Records
%%

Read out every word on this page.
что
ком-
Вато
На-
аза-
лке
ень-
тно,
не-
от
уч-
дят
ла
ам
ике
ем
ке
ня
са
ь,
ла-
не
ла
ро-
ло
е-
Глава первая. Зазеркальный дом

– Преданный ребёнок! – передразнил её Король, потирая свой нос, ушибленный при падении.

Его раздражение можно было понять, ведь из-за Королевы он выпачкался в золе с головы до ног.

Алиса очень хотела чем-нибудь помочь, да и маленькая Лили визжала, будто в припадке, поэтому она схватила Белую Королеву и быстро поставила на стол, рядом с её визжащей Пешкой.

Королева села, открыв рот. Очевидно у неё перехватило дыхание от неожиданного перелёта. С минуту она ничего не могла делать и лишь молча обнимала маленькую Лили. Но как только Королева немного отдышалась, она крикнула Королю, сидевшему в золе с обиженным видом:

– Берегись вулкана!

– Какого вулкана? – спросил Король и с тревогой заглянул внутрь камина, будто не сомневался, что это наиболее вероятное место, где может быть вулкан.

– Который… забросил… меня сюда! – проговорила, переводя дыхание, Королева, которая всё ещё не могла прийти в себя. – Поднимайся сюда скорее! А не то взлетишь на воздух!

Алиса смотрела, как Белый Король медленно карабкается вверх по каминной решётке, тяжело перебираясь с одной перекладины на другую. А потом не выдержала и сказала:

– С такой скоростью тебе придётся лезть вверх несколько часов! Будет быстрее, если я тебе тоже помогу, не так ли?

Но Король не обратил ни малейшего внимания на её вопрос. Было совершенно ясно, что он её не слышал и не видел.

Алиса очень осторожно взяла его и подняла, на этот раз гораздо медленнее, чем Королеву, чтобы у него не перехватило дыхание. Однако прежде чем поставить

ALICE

%%
%%

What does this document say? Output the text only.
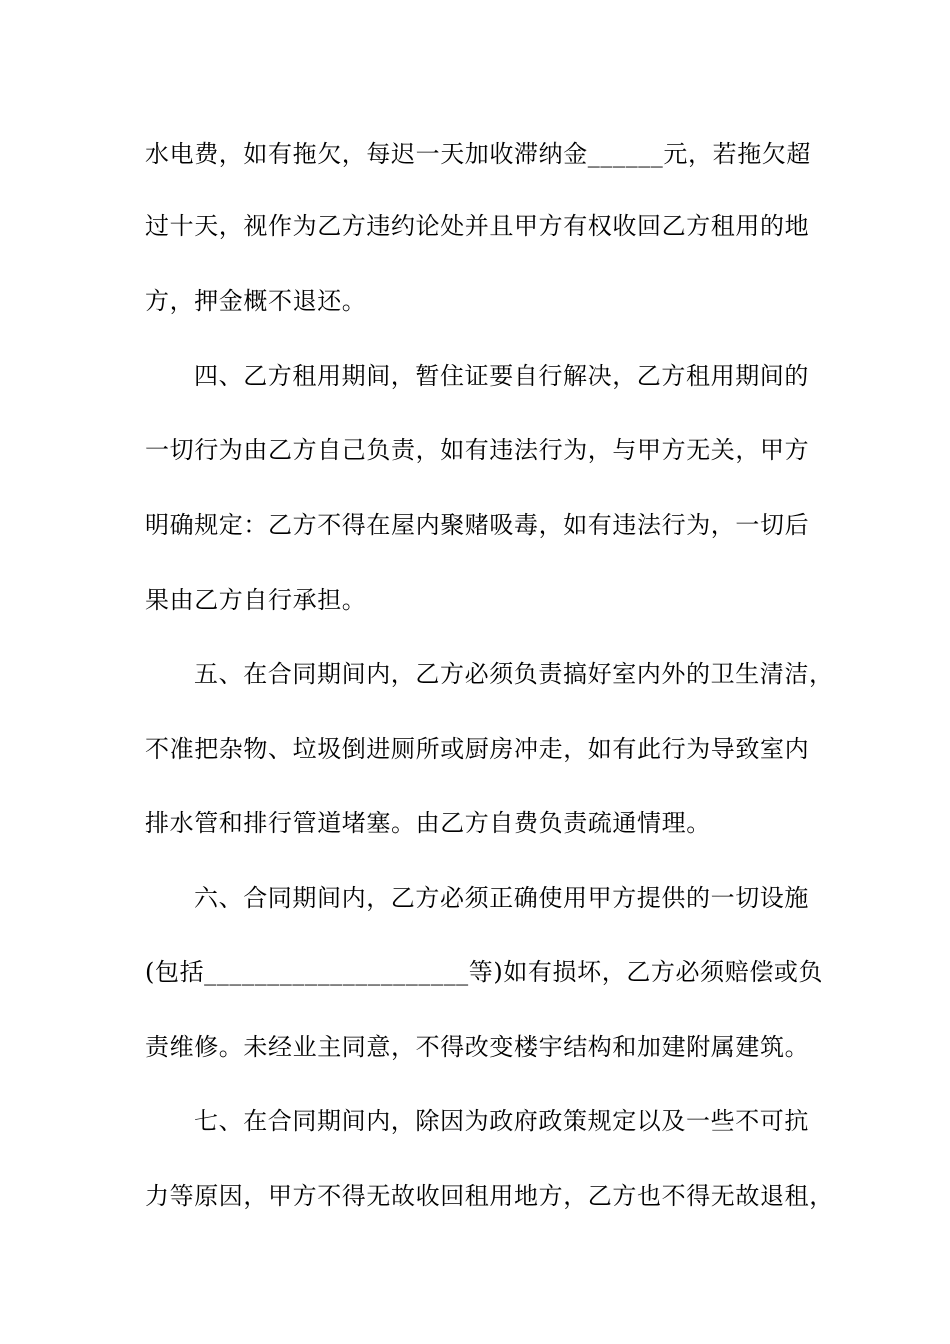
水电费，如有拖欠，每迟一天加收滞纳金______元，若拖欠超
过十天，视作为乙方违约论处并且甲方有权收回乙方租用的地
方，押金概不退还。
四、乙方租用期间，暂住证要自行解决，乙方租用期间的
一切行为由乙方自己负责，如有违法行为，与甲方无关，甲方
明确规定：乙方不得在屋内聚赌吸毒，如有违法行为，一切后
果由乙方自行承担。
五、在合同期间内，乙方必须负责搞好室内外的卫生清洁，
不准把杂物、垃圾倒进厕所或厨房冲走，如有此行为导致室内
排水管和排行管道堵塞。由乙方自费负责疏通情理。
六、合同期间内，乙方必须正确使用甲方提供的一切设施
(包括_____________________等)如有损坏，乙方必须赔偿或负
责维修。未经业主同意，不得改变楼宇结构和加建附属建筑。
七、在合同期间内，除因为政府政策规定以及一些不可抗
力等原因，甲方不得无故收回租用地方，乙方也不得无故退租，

%%

> [Exercise details] Collect each line above holding the string "золе".

> [The answer]
Его раздражение можно было понять, ведь из-за Королевы он выпачкался в золе с головы до ног.
Королева села, открыв рот. Очевидно у неё перехватило дыхание от неожиданного перелёта. С минуту она ничего не могла делать и лишь молча обнимала маленькую Лили. Но как только Королева немного отдышалась, она крикнула Королю, сидевшему в золе с обиженным видом:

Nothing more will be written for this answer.